-- Begin Raw data --
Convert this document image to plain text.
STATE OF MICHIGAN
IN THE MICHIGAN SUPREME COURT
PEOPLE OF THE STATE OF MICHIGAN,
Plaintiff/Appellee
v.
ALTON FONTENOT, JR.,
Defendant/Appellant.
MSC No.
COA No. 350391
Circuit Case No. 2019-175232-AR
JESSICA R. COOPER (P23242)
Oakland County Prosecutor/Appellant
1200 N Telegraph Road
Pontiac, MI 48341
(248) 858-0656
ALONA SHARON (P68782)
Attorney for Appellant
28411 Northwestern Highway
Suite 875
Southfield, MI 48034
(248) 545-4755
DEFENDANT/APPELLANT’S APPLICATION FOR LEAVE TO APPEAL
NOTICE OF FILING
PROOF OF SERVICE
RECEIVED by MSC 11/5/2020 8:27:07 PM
-- End Raw data --
* Short task
Pick out and copy every line that contains the word "MICHIGAN".

* Complete output
STATE OF MICHIGAN
IN THE MICHIGAN SUPREME COURT
PEOPLE OF THE STATE OF MICHIGAN,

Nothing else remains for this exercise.